- TASK PROMPT
Set down the records once more, please, exactly and with the pictures left out.

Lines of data
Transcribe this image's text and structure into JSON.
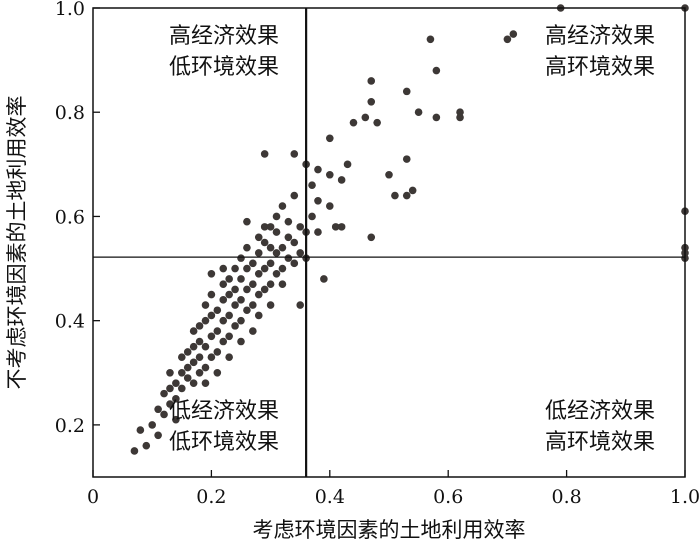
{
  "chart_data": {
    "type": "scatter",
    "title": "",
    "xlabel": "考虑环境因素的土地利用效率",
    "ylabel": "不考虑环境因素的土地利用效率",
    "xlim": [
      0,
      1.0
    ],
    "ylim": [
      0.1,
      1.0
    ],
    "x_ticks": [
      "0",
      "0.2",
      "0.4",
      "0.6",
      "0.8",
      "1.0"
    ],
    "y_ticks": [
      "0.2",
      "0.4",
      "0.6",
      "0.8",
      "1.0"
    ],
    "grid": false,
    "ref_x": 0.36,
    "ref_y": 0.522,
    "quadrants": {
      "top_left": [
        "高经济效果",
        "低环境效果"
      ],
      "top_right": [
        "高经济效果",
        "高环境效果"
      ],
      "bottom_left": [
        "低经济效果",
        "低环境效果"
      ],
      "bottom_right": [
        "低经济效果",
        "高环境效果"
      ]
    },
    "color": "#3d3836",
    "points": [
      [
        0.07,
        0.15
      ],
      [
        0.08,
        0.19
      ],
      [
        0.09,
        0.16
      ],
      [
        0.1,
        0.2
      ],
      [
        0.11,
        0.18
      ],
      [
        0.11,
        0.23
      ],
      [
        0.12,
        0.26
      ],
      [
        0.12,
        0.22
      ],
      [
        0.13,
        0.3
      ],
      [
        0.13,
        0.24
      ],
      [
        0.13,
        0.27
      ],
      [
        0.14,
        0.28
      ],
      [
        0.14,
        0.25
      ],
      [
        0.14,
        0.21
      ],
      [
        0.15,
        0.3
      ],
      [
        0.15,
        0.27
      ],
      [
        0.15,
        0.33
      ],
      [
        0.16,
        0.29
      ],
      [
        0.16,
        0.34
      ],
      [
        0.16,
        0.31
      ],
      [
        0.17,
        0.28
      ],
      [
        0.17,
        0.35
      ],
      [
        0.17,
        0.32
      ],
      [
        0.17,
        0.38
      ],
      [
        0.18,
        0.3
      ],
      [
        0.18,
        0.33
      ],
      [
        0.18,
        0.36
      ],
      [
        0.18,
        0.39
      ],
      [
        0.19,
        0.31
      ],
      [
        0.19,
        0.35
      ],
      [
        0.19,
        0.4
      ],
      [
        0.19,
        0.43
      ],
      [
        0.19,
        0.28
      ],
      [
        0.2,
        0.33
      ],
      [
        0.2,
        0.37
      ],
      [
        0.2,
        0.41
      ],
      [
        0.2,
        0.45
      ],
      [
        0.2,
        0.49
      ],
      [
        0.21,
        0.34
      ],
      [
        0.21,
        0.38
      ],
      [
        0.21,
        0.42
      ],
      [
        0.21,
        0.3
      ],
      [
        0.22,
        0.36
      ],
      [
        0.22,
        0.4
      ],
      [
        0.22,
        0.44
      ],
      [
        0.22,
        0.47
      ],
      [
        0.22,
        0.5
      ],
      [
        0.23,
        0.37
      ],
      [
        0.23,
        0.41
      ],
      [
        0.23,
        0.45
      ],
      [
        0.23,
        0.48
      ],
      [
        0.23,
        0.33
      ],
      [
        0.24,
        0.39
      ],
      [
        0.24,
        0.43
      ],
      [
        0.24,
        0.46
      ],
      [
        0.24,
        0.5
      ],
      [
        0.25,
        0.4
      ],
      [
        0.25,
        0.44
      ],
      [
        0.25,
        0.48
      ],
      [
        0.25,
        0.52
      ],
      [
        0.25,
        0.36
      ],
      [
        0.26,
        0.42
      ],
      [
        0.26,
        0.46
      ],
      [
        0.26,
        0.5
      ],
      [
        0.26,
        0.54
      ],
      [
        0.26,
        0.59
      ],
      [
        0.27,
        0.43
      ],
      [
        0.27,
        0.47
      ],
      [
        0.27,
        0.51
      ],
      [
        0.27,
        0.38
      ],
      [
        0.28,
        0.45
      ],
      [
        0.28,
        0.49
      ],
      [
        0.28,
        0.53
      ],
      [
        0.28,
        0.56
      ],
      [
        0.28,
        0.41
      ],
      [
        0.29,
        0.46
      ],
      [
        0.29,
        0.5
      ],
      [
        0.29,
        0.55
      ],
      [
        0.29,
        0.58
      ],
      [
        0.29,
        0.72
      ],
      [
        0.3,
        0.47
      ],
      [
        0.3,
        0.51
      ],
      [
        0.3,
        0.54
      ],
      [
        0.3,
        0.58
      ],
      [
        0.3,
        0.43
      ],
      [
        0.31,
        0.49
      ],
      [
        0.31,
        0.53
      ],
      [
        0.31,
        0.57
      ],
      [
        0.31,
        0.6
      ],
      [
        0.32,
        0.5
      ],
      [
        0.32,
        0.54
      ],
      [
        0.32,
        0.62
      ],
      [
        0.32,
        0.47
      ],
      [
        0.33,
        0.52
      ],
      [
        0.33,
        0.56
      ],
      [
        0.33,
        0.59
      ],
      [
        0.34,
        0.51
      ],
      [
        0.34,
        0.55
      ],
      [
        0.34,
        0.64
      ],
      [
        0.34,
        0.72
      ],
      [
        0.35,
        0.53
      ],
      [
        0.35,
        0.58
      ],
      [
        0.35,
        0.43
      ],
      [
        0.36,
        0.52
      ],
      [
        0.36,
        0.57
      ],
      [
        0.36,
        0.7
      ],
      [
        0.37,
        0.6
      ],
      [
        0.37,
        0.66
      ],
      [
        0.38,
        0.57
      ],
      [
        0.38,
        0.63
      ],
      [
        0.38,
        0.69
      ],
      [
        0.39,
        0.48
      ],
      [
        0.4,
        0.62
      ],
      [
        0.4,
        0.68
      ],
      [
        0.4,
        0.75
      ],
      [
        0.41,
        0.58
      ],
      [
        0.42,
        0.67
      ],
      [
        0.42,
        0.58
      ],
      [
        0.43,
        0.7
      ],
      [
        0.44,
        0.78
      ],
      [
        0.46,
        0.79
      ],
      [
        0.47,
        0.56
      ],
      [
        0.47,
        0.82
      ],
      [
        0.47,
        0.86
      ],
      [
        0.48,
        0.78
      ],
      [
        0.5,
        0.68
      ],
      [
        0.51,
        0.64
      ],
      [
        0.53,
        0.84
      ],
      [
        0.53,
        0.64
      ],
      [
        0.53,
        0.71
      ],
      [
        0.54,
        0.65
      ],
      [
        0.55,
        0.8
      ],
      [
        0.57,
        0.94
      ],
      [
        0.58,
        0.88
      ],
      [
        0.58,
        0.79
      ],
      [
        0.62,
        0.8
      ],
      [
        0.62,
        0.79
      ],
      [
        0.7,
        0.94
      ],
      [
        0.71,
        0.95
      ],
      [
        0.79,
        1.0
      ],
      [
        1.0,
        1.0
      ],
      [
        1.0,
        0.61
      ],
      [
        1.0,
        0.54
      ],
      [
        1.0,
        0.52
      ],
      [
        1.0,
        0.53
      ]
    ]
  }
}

- EXERCISE ANSWER
Transcribe this image's text and structure into JSON.
{
  "chart_data": {
    "type": "scatter",
    "title": "",
    "xlabel": "考虑环境因素的土地利用效率",
    "ylabel": "不考虑环境因素的土地利用效率",
    "xlim": [
      0,
      1.0
    ],
    "ylim": [
      0.1,
      1.0
    ],
    "x_ticks": [
      "0",
      "0.2",
      "0.4",
      "0.6",
      "0.8",
      "1.0"
    ],
    "y_ticks": [
      "0.2",
      "0.4",
      "0.6",
      "0.8",
      "1.0"
    ],
    "grid": false,
    "ref_x": 0.36,
    "ref_y": 0.522,
    "quadrants": {
      "top_left": [
        "高经济效果",
        "低环境效果"
      ],
      "top_right": [
        "高经济效果",
        "高环境效果"
      ],
      "bottom_left": [
        "低经济效果",
        "低环境效果"
      ],
      "bottom_right": [
        "低经济效果",
        "高环境效果"
      ]
    },
    "color": "#3d3836",
    "points": [
      [
        0.07,
        0.15
      ],
      [
        0.08,
        0.19
      ],
      [
        0.09,
        0.16
      ],
      [
        0.1,
        0.2
      ],
      [
        0.11,
        0.18
      ],
      [
        0.11,
        0.23
      ],
      [
        0.12,
        0.26
      ],
      [
        0.12,
        0.22
      ],
      [
        0.13,
        0.3
      ],
      [
        0.13,
        0.24
      ],
      [
        0.13,
        0.27
      ],
      [
        0.14,
        0.28
      ],
      [
        0.14,
        0.25
      ],
      [
        0.14,
        0.21
      ],
      [
        0.15,
        0.3
      ],
      [
        0.15,
        0.27
      ],
      [
        0.15,
        0.33
      ],
      [
        0.16,
        0.29
      ],
      [
        0.16,
        0.34
      ],
      [
        0.16,
        0.31
      ],
      [
        0.17,
        0.28
      ],
      [
        0.17,
        0.35
      ],
      [
        0.17,
        0.32
      ],
      [
        0.17,
        0.38
      ],
      [
        0.18,
        0.3
      ],
      [
        0.18,
        0.33
      ],
      [
        0.18,
        0.36
      ],
      [
        0.18,
        0.39
      ],
      [
        0.19,
        0.31
      ],
      [
        0.19,
        0.35
      ],
      [
        0.19,
        0.4
      ],
      [
        0.19,
        0.43
      ],
      [
        0.19,
        0.28
      ],
      [
        0.2,
        0.33
      ],
      [
        0.2,
        0.37
      ],
      [
        0.2,
        0.41
      ],
      [
        0.2,
        0.45
      ],
      [
        0.2,
        0.49
      ],
      [
        0.21,
        0.34
      ],
      [
        0.21,
        0.38
      ],
      [
        0.21,
        0.42
      ],
      [
        0.21,
        0.3
      ],
      [
        0.22,
        0.36
      ],
      [
        0.22,
        0.4
      ],
      [
        0.22,
        0.44
      ],
      [
        0.22,
        0.47
      ],
      [
        0.22,
        0.5
      ],
      [
        0.23,
        0.37
      ],
      [
        0.23,
        0.41
      ],
      [
        0.23,
        0.45
      ],
      [
        0.23,
        0.48
      ],
      [
        0.23,
        0.33
      ],
      [
        0.24,
        0.39
      ],
      [
        0.24,
        0.43
      ],
      [
        0.24,
        0.46
      ],
      [
        0.24,
        0.5
      ],
      [
        0.25,
        0.4
      ],
      [
        0.25,
        0.44
      ],
      [
        0.25,
        0.48
      ],
      [
        0.25,
        0.52
      ],
      [
        0.25,
        0.36
      ],
      [
        0.26,
        0.42
      ],
      [
        0.26,
        0.46
      ],
      [
        0.26,
        0.5
      ],
      [
        0.26,
        0.54
      ],
      [
        0.26,
        0.59
      ],
      [
        0.27,
        0.43
      ],
      [
        0.27,
        0.47
      ],
      [
        0.27,
        0.51
      ],
      [
        0.27,
        0.38
      ],
      [
        0.28,
        0.45
      ],
      [
        0.28,
        0.49
      ],
      [
        0.28,
        0.53
      ],
      [
        0.28,
        0.56
      ],
      [
        0.28,
        0.41
      ],
      [
        0.29,
        0.46
      ],
      [
        0.29,
        0.5
      ],
      [
        0.29,
        0.55
      ],
      [
        0.29,
        0.58
      ],
      [
        0.29,
        0.72
      ],
      [
        0.3,
        0.47
      ],
      [
        0.3,
        0.51
      ],
      [
        0.3,
        0.54
      ],
      [
        0.3,
        0.58
      ],
      [
        0.3,
        0.43
      ],
      [
        0.31,
        0.49
      ],
      [
        0.31,
        0.53
      ],
      [
        0.31,
        0.57
      ],
      [
        0.31,
        0.6
      ],
      [
        0.32,
        0.5
      ],
      [
        0.32,
        0.54
      ],
      [
        0.32,
        0.62
      ],
      [
        0.32,
        0.47
      ],
      [
        0.33,
        0.52
      ],
      [
        0.33,
        0.56
      ],
      [
        0.33,
        0.59
      ],
      [
        0.34,
        0.51
      ],
      [
        0.34,
        0.55
      ],
      [
        0.34,
        0.64
      ],
      [
        0.34,
        0.72
      ],
      [
        0.35,
        0.53
      ],
      [
        0.35,
        0.58
      ],
      [
        0.35,
        0.43
      ],
      [
        0.36,
        0.52
      ],
      [
        0.36,
        0.57
      ],
      [
        0.36,
        0.7
      ],
      [
        0.37,
        0.6
      ],
      [
        0.37,
        0.66
      ],
      [
        0.38,
        0.57
      ],
      [
        0.38,
        0.63
      ],
      [
        0.38,
        0.69
      ],
      [
        0.39,
        0.48
      ],
      [
        0.4,
        0.62
      ],
      [
        0.4,
        0.68
      ],
      [
        0.4,
        0.75
      ],
      [
        0.41,
        0.58
      ],
      [
        0.42,
        0.67
      ],
      [
        0.42,
        0.58
      ],
      [
        0.43,
        0.7
      ],
      [
        0.44,
        0.78
      ],
      [
        0.46,
        0.79
      ],
      [
        0.47,
        0.56
      ],
      [
        0.47,
        0.82
      ],
      [
        0.47,
        0.86
      ],
      [
        0.48,
        0.78
      ],
      [
        0.5,
        0.68
      ],
      [
        0.51,
        0.64
      ],
      [
        0.53,
        0.84
      ],
      [
        0.53,
        0.64
      ],
      [
        0.53,
        0.71
      ],
      [
        0.54,
        0.65
      ],
      [
        0.55,
        0.8
      ],
      [
        0.57,
        0.94
      ],
      [
        0.58,
        0.88
      ],
      [
        0.58,
        0.79
      ],
      [
        0.62,
        0.8
      ],
      [
        0.62,
        0.79
      ],
      [
        0.7,
        0.94
      ],
      [
        0.71,
        0.95
      ],
      [
        0.79,
        1.0
      ],
      [
        1.0,
        1.0
      ],
      [
        1.0,
        0.61
      ],
      [
        1.0,
        0.54
      ],
      [
        1.0,
        0.52
      ],
      [
        1.0,
        0.53
      ]
    ]
  }
}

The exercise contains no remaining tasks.